DATA FOR PROCESSING:
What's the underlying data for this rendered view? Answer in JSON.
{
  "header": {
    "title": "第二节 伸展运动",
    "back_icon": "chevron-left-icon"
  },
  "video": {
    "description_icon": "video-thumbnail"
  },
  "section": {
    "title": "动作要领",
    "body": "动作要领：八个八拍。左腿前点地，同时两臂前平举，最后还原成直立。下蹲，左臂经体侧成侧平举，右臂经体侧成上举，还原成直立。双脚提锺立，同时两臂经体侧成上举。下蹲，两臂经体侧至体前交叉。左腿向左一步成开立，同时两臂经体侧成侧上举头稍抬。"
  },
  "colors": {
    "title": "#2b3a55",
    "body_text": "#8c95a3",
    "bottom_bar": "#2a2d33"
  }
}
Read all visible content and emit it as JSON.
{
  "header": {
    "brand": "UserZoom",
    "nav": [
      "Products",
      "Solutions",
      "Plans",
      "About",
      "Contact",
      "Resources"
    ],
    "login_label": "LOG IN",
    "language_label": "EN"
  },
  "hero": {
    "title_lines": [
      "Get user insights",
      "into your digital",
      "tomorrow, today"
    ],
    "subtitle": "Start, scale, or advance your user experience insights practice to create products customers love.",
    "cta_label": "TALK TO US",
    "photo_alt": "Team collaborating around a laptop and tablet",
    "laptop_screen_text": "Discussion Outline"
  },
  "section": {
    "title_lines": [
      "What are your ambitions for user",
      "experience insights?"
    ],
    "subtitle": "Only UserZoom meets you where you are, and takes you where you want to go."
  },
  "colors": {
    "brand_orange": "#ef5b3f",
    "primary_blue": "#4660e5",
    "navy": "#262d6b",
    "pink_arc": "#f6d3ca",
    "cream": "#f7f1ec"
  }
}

WHAT YOU HAVE TO DO:
Tell how many lines hold the string "动作要领", giving the number and nothing else.

RESULT OF THIS EXERCISE:
2